◆ **Stated goal A**
Rewrite the rows below as a numbered list with blank lines omitted, starting at the first row and stopping after the row that contains "picture-in-picture-icon[interactable]: [515, 736, 537, 758]".

◆ **Selected passage**
►

Social media is excellent at giving you a wide audience just like TV and radio and even meeting new people, but it is not a replacement for face-to-face contact. Media technology may best be seen as an excellent supplement to relationships and community, but not a replacement. It can be used to stay in touch and keep people connected, but in cannot ultimately replace our community and social network of actual people. I think the goal of an online church should be to get people out from behind a computer and into contact and fellowship with others. Social media can facilitate friendship, but it cannot replace it. We are warm-blooded creatures and need other warm-blooded people to have community, something a computer screen cannot provide. Social media serves as a supplement to community, not a substitute!

Social Media and Privacy

What happens in Vegas stays on Youtube, Facebook, and Twitter. Privacy is dead. The computer killed it, and no one cares. Every step forward in technological progress has a price to pay. We have moved forward in creating social media which enables us to communicate with a wider audience, but society has paid a terrible price with the loss of privacy. The computer remembers everything. This reality should cause some pause and reflection on what we say simply because it can be potentially recalled and even used against us. Employers routinely check Facebook pages of potential employees. Creditors use Facebook to collect debts. The police use Facebook to find people and build cases against them. We think of social media as fun and games, much like a video game, when in fact it is much more serious. All social media communication such as email or texting exists in a nether world between an illusion of privacy and the potential public access by everyone. The user falsely assumes his message is private without realizing it may be available to anyone. Future generations will archive and access all that we say today.

Even more seriously, the NSA is currently building a supercomputer called the Utah Data Center scheduled to go online in 2013 that will monitor all your digital actions including email, cell phone calls, even Google searches.{2} It will be able to track all your purchases electronically. Whatever you do digitally will be available for scrutiny by the government. I know you wanted to hear how great social media is for communicating, evangelism, and so forth, and it is great, but there are pitfalls and dangers that we must also confront. Let’s not get so swept up with our enthusiasm for social media that we stick our head in the sand when it comes to the dangers. This is the greatest problem I see Christians make when they analyze technology. They see only the advantages and positive sides of their technological involvement and refuse to consider what may go wrong. It will not create a damper to analyze the potential problems of our technology use, rather it will make us sober-minded as we are commanded to be (1 Peter 1:13, 4:7 and 5:8).

Dialogue vs. Monologue

Social media does offer a great advantage over the traditional means of mass communication that the church has used in print, TV, and radio. Social media represents a democratization of media including TV. Mass media is traditionally one-sided communication or monologue where one powerful voice does all the speaking, especially on TV. Social media allows for multiple voices to be heard at once and in contrast with each other, allowing for a dialogue and conversation as opposed to the pedagogy of monologue. This is significant because, as we are told by media experts like Marshall McLuhan and Jacques Ellul, propaganda is usually the result of only one voice being permitted in a discussion or the absence of dialogue, much like in a commercial where only one view point is promoted. McLuhan notes the importance of dialogue with media: “The environment as a processor of information is propaganda. Propaganda ends where dialogue begins. You must talk to the media, not to the programmer. To talk to the programmer is like complaining to a hot dog vendor at a ballpark about how badly your favorite team is playing.”{3}

Really, for the first time in history does the general public have a chance to talk back to knowledge brokers and those creating information and to those creating faith. A few tell the many what to think through mass media; through social media an individual tells the mass what he thinks. Social media offers a multitude of voices on all topics. It may appear chaotic and directionless at times, and at other times there appears incisive wisdom. Social media reflects the turmoil and sanity of its users. Social media is many things, but unlike its big brother mass media, social media is not propaganda. The church needs to soberly join this conversation.

◄

◆ **Stated goal B**
Extend the passage on social media and the church, picking up after its final sentence.

Region and label listings
►

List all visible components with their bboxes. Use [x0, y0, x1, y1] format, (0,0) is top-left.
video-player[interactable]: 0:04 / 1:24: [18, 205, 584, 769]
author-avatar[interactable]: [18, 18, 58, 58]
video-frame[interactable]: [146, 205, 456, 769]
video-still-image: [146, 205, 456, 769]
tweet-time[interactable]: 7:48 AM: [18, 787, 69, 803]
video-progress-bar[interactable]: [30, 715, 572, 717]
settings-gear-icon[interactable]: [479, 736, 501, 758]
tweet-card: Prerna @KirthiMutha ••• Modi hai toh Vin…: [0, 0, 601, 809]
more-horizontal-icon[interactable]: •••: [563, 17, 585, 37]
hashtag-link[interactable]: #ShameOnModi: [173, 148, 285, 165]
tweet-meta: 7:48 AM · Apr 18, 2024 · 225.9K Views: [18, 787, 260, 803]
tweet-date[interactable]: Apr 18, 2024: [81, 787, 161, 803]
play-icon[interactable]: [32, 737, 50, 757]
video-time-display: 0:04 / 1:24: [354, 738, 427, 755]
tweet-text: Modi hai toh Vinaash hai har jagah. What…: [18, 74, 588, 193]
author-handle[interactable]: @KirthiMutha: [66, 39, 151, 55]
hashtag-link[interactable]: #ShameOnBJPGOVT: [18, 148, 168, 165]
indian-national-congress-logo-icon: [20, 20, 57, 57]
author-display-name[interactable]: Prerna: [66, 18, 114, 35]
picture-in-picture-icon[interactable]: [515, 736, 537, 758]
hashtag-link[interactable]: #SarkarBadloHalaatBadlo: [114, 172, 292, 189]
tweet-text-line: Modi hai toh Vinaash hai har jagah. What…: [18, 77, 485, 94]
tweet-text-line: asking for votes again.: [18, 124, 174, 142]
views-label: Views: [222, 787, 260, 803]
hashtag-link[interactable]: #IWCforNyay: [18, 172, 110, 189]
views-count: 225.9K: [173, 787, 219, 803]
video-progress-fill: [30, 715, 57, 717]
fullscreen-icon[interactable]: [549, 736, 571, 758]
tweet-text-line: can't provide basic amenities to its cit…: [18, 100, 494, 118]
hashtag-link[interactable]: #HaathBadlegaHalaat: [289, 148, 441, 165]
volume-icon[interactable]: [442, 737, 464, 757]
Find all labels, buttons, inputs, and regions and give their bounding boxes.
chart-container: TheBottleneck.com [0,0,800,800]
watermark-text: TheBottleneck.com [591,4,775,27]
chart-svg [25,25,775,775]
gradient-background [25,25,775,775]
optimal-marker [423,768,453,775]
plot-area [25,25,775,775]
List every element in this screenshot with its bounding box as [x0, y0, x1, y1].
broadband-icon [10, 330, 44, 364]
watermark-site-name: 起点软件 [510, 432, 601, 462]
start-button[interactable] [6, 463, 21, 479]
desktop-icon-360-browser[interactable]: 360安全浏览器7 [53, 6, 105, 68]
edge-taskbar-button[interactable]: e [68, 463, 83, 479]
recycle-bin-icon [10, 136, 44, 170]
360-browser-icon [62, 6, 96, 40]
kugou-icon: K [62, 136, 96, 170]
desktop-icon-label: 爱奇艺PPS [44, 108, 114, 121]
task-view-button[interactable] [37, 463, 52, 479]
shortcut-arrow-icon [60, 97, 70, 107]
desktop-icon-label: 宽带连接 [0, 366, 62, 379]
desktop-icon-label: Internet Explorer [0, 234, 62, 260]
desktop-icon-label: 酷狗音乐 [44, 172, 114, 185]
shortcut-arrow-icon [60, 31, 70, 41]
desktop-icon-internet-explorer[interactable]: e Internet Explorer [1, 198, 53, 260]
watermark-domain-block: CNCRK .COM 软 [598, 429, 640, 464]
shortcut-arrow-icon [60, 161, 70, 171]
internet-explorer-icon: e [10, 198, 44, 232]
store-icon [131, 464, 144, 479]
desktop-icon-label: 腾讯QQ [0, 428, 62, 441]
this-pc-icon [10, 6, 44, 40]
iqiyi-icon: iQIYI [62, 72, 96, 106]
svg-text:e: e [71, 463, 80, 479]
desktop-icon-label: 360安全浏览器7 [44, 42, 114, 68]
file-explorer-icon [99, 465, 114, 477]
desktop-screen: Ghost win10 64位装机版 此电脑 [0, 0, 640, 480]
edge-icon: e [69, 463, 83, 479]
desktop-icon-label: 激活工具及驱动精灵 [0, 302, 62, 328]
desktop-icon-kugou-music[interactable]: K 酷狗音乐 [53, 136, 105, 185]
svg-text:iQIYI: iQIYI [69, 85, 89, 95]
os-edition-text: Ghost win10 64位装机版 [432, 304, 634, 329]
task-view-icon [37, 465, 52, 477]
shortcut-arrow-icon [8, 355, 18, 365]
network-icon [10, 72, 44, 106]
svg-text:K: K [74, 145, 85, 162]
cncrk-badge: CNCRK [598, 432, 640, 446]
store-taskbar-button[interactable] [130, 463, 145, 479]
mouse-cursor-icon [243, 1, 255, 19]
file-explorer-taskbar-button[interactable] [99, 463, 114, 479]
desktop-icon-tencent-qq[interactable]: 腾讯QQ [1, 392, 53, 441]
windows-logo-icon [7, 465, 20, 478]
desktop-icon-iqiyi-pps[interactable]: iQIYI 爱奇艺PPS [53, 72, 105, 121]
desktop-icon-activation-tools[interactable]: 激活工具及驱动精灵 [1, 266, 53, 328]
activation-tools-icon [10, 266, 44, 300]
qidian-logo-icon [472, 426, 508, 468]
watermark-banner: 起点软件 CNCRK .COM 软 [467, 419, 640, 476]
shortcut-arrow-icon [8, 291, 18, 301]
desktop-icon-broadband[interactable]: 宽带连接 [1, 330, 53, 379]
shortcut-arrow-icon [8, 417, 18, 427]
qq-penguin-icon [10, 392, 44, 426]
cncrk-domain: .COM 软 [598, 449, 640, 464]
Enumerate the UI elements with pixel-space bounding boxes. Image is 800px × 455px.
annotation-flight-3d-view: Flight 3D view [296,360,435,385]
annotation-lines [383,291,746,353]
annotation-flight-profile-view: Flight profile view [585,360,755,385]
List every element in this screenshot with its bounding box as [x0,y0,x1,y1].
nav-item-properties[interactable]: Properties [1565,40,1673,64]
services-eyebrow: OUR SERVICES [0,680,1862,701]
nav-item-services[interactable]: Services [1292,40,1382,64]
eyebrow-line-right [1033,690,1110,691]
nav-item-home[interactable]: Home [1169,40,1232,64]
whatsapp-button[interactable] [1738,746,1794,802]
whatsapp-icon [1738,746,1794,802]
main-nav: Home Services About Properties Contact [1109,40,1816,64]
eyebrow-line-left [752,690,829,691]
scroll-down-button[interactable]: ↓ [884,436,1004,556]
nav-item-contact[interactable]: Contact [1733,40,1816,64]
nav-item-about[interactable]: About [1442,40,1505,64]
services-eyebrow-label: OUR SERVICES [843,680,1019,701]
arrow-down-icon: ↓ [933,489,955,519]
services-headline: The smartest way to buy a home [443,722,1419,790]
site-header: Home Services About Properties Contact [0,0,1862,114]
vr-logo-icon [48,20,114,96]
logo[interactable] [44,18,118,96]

◄

◆ **Written response A**
1. List all visible components with their bboxes. Use [x0, y0, x1, y1] format, (0,0) is top-left.
2. video-player[interactable]: 0:04 / 1:24: [18, 205, 584, 769]
3. author-avatar[interactable]: [18, 18, 58, 58]
4. video-frame[interactable]: [146, 205, 456, 769]
5. video-still-image: [146, 205, 456, 769]
6. tweet-time[interactable]: 7:48 AM: [18, 787, 69, 803]
7. video-progress-bar[interactable]: [30, 715, 572, 717]
8. settings-gear-icon[interactable]: [479, 736, 501, 758]
9. tweet-card: Prerna @KirthiMutha ••• Modi hai toh Vin…: [0, 0, 601, 809]
10. more-horizontal-icon[interactable]: •••: [563, 17, 585, 37]
11. hashtag-link[interactable]: #ShameOnModi: [173, 148, 285, 165]
12. tweet-meta: 7:48 AM · Apr 18, 2024 · 225.9K Views: [18, 787, 260, 803]
13. tweet-date[interactable]: Apr 18, 2024: [81, 787, 161, 803]
14. play-icon[interactable]: [32, 737, 50, 757]
15. video-time-display: 0:04 / 1:24: [354, 738, 427, 755]
16. tweet-text: Modi hai toh Vinaash hai har jagah. What…: [18, 74, 588, 193]
17. author-handle[interactable]: @KirthiMutha: [66, 39, 151, 55]
18. hashtag-link[interactable]: #ShameOnBJPGOVT: [18, 148, 168, 165]
19. indian-national-congress-logo-icon: [20, 20, 57, 57]
20. author-display-name[interactable]: Prerna: [66, 18, 114, 35]
21. picture-in-picture-icon[interactable]: [515, 736, 537, 758]

◆ **Written response B**
Notes

1. Marshall McLuhan, Understanding Media: The Extensions of Man (New York: McGraw Hill, 1964).

2. James Bamford, “The NSA is Building the Country’s Biggest Spy Center (watch what you say)” in Wired March 17, 2012.

3. Marshall McLuhan and Quentin Fiore, The Medium is the Message: An Inventory of Effects (New York: Bantam, 1967, 142); Jaques Ellul, Propaganda: The Formation of Men’s Attitudes (New York: Vintage, 1965).

© 2013 Probe Ministries


Church and Poverty

The church in general, and evangelical Christians in particular, has been helping people in poverty. But you wouldn’t know that if you attended a roundtable discussion of poverty at Georgetown University. President Obama made lots of critical comments, but I wanted to focus on just one of his statements.

The president was critical of churches focusing so much time on social issues and so little time on poverty. He wanted “faith-based organizations to speak out on” the issue of poverty and stop being obsessed with what he called “reproductive issues” or same-sex marriage.

Evangelical Christians do have concerns about abortion and same-sex marriage, but that hasn’t kept them from also doing a great deal to help the poor. In fact, Christians are the most generous with their time, treasure, and talents. Also, conservative people are more generous than liberal people. In previous commentaries, I have quoted from the extensive research done by Arthur Brooks in his book, Who Really Cares: The Surprising Truth about Compassionate Conservatism.

What about the institutional church? In term of disaster relief, the Southern Baptist Convention spent more than $6 million. It was the third largest provider behind the Red Cross and Salvation Army. And that is just one Protestant denomination.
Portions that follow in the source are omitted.